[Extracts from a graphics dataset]
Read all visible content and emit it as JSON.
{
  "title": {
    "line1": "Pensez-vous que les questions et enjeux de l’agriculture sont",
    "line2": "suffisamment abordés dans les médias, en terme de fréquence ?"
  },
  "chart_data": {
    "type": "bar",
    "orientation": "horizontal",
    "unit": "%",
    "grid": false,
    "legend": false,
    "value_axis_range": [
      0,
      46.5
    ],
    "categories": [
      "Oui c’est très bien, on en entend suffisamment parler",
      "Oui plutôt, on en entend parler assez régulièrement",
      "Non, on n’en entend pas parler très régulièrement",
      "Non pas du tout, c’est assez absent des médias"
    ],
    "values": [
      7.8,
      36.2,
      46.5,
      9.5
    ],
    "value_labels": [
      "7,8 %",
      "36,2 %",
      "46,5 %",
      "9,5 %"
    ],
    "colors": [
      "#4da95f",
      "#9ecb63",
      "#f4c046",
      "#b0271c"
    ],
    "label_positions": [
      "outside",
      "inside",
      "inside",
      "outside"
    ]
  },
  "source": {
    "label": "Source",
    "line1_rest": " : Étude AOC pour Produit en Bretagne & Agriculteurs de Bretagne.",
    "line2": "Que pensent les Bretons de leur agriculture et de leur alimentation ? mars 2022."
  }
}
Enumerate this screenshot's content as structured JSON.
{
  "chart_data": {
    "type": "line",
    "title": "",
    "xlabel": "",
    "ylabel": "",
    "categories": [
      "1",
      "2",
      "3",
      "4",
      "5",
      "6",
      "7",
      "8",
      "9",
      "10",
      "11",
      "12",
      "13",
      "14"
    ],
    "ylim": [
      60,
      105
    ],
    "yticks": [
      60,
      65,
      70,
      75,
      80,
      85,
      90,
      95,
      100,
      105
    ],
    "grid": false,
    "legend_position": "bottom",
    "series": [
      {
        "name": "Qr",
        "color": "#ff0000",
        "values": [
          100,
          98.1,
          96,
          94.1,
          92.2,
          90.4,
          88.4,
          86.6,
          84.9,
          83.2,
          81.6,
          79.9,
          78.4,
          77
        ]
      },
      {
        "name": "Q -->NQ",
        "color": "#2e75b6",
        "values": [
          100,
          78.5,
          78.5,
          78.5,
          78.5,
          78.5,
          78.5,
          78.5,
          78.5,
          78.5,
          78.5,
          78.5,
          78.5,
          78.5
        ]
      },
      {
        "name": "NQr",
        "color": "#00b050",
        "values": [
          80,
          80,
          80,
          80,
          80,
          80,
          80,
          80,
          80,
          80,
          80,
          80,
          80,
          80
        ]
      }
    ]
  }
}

WHAT THE EXERCISE ASKS:
Give only a number: how many lines of the data hold the string "régulièrement"?

RIGHT ANSWER:
2